Items from a figure collection —
————

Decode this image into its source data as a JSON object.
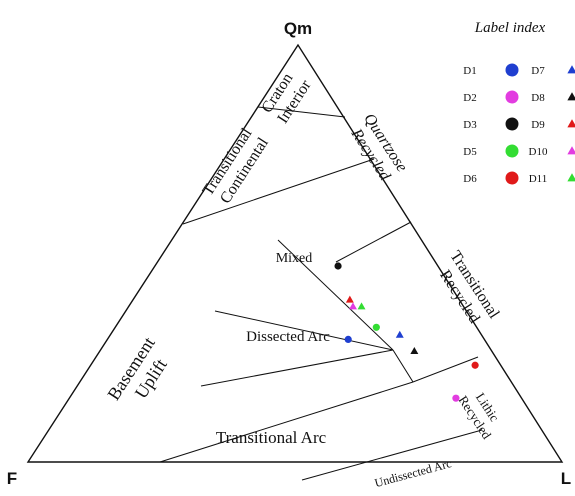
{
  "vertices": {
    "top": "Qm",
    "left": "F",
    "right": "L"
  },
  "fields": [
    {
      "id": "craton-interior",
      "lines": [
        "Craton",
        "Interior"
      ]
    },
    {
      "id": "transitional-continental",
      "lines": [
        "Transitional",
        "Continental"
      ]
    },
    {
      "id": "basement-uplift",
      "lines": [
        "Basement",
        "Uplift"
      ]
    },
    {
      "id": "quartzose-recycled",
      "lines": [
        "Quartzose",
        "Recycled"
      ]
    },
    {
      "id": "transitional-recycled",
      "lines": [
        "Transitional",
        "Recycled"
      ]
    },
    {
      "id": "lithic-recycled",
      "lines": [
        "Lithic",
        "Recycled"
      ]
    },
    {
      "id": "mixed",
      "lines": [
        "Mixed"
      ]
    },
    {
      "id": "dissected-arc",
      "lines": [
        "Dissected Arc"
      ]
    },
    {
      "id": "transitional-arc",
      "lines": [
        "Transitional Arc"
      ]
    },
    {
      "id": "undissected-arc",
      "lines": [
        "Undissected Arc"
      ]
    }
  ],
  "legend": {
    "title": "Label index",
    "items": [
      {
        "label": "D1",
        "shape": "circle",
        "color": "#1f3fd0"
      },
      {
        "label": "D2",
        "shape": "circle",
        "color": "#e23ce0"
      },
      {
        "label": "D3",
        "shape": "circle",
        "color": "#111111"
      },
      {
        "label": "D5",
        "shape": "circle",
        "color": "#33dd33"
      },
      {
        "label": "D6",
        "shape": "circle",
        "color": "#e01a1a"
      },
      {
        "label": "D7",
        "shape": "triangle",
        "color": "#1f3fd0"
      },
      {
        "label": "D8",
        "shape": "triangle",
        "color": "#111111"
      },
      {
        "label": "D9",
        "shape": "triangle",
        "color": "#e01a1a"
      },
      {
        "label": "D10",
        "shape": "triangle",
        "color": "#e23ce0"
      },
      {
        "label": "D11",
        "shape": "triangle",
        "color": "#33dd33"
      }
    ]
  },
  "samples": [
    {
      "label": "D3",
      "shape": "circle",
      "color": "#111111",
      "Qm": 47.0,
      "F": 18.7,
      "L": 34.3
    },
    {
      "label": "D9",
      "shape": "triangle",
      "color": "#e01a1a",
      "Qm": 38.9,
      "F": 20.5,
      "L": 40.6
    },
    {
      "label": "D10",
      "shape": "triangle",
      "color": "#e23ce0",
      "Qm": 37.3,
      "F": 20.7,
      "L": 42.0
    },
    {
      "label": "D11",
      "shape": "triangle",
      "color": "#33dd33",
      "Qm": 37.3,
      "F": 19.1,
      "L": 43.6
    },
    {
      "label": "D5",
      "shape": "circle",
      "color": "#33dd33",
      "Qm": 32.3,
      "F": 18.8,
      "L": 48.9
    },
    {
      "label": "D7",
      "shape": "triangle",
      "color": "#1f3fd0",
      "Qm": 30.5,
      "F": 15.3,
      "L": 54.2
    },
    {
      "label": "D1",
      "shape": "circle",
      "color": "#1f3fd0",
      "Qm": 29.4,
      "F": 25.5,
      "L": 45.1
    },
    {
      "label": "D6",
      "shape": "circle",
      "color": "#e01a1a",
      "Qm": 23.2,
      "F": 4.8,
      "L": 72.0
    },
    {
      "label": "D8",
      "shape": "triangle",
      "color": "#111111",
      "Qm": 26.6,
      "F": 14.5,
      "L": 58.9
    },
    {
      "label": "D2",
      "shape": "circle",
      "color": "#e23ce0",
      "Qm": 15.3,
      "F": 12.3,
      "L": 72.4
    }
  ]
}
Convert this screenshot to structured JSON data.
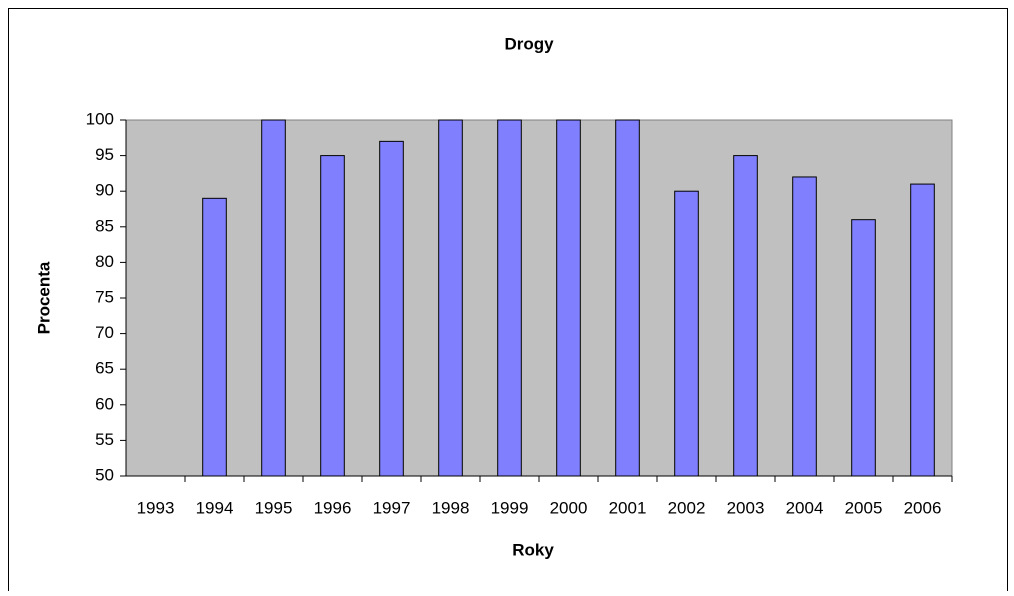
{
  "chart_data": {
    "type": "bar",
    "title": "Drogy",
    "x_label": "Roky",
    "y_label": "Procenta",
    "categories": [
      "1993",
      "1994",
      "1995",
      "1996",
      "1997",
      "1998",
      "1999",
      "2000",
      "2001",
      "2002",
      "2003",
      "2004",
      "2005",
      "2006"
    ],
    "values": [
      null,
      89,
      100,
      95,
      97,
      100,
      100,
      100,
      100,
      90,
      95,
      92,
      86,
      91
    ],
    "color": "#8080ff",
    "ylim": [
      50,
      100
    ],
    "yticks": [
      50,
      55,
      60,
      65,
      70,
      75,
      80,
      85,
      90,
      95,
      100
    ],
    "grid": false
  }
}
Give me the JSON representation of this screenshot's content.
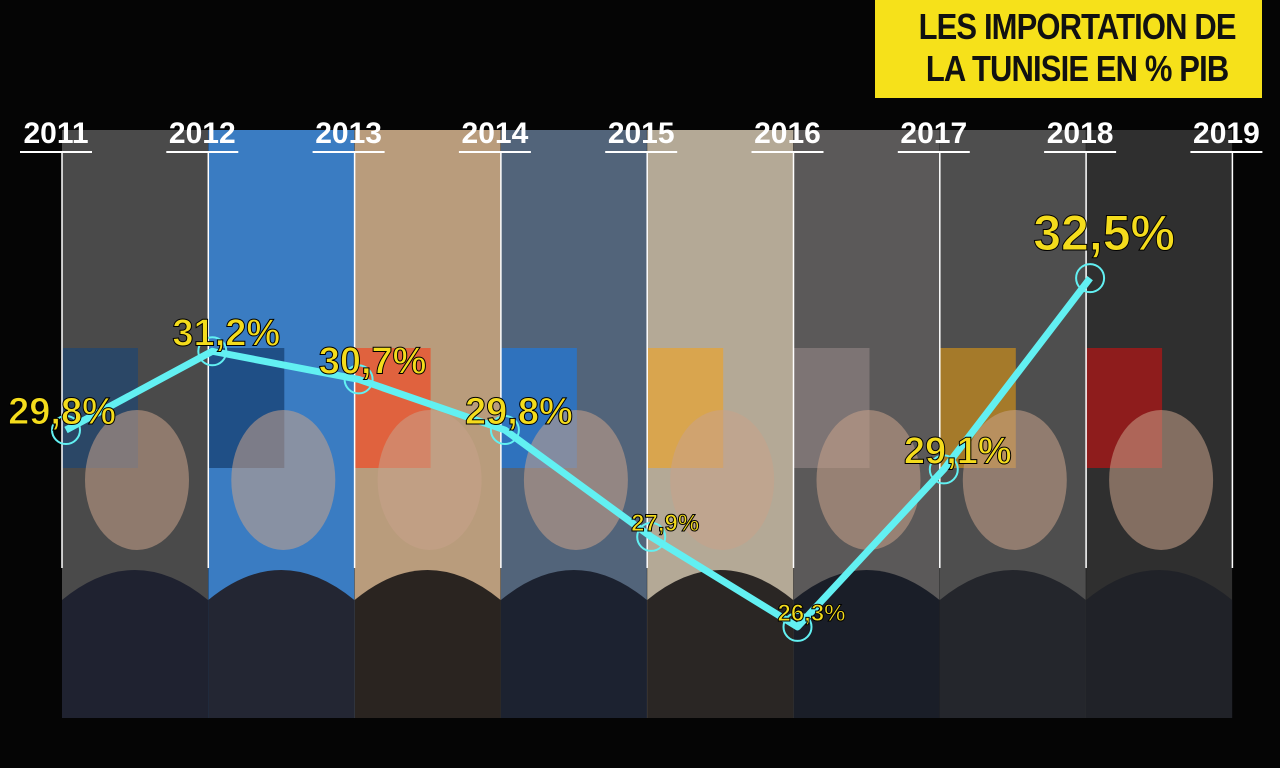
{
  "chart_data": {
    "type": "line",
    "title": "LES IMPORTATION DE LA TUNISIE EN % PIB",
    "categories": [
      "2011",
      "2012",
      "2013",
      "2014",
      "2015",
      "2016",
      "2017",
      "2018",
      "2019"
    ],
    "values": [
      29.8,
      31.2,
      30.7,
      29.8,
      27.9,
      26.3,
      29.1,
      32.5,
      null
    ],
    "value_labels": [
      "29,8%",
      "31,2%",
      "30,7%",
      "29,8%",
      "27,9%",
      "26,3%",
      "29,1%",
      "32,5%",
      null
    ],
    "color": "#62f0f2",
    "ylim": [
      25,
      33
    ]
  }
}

————

The task —
Identify every line where the string "title" appears.

Expected output —
    "title": "Label index",
    "title": "Drogy",
    "title": "LES IMPORTATION DE LA TUNISIE EN % PIB",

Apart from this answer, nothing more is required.